Take every line from the listing below that contains "Kept".
***** Excerpted data
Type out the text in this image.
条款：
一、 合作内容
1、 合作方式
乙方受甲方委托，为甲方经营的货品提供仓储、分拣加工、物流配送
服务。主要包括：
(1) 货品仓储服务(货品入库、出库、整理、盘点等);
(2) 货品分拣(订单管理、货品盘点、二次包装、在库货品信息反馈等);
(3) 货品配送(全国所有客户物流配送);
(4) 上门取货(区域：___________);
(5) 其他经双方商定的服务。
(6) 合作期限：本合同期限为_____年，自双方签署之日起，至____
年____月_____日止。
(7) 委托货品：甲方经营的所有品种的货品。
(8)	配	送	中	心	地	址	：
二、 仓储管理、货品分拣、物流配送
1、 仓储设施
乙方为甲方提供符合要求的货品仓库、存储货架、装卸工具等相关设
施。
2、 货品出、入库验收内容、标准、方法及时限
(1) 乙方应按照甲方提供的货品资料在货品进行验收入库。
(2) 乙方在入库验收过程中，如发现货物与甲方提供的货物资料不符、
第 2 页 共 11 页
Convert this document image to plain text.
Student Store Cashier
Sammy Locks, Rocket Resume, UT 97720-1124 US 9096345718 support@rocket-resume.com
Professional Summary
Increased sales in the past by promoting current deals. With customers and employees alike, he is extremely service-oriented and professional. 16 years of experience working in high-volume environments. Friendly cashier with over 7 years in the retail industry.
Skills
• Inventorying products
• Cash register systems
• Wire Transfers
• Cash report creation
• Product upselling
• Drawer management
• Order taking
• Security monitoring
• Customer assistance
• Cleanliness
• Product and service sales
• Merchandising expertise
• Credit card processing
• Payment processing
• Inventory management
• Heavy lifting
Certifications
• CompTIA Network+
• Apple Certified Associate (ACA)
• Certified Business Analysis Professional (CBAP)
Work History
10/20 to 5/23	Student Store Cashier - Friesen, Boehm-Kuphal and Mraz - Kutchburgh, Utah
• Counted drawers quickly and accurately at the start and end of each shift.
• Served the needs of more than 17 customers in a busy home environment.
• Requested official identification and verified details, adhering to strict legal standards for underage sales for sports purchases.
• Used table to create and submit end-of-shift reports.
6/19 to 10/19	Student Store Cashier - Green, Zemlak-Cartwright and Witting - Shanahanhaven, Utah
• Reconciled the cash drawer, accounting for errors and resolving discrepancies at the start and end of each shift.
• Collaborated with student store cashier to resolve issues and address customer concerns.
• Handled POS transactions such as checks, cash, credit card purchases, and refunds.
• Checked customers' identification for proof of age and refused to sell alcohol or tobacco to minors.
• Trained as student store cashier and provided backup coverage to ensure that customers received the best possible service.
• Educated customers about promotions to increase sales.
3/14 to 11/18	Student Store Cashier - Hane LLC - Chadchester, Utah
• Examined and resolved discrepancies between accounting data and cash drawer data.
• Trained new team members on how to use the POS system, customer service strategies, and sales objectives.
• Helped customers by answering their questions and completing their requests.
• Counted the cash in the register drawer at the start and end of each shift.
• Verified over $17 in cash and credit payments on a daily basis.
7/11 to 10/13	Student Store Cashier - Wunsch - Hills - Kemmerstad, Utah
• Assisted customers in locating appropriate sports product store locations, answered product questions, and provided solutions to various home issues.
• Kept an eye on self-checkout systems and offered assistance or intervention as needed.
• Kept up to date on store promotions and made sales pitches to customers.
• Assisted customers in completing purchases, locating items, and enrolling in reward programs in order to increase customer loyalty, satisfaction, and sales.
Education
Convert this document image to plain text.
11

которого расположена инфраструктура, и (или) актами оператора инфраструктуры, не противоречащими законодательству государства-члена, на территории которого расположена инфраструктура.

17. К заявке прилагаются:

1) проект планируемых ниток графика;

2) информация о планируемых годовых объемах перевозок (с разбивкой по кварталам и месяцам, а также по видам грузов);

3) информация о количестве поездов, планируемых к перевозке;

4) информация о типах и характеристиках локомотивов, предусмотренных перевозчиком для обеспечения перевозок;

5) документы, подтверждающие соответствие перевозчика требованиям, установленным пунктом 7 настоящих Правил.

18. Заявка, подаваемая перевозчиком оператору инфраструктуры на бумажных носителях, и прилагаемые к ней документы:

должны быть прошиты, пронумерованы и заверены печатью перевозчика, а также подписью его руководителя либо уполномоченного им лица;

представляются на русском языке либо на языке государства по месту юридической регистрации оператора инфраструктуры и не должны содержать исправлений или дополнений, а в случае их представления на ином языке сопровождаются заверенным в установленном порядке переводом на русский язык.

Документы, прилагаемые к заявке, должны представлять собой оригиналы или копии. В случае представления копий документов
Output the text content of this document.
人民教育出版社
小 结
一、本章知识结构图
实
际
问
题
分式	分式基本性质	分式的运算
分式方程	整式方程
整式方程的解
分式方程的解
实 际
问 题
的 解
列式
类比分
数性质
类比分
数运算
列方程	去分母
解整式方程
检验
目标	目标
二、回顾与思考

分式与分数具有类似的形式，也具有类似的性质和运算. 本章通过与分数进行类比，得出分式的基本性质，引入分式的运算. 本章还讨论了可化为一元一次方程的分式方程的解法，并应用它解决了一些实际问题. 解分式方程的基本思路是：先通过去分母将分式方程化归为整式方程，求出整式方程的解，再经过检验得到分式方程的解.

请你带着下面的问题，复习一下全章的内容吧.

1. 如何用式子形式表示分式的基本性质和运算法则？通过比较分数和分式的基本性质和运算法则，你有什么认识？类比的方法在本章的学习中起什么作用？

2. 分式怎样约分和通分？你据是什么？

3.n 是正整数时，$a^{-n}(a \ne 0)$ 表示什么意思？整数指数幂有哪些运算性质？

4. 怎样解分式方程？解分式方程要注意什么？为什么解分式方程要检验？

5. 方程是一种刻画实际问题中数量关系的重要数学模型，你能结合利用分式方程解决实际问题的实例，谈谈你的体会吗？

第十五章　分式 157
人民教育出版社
**********
§ **Exercise response**:
• Kept an eye on self-checkout systems and offered assistance or intervention as needed.
• Kept up to date on store promotions and made sales pitches to customers.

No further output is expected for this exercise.